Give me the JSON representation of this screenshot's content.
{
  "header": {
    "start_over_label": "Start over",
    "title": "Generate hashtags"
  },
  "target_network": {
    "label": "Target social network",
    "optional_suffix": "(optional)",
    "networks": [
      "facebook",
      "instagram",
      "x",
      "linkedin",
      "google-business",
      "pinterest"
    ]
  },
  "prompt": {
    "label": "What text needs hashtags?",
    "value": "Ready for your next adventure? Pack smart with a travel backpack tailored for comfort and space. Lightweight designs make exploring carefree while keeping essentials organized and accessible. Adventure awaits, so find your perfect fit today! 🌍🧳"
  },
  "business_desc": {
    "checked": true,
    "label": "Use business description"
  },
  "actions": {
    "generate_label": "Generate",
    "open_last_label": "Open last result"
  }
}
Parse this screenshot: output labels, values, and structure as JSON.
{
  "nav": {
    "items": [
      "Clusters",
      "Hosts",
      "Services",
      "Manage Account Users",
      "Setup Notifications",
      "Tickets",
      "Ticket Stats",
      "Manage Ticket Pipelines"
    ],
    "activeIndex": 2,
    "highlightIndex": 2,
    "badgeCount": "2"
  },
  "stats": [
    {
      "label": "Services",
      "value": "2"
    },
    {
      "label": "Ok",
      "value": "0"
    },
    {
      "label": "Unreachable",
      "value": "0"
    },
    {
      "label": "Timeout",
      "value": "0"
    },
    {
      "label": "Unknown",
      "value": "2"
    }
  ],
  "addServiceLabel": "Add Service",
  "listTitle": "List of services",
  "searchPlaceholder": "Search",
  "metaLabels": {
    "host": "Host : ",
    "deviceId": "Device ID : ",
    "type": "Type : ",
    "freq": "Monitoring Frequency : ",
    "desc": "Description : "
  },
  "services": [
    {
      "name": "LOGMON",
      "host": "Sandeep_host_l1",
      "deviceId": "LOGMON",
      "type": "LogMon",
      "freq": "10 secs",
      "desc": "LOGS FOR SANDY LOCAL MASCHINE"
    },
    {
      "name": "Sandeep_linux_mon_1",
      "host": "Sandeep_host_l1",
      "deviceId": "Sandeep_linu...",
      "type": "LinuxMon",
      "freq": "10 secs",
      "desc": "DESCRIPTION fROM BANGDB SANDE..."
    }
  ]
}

* Stated exercise: Lines from the records above that hold "screenshot" are the ones to list.

* Response:
Give me the JSON representation of this screenshot's content.
Parse this screenshot: output labels, values, and structure as JSON.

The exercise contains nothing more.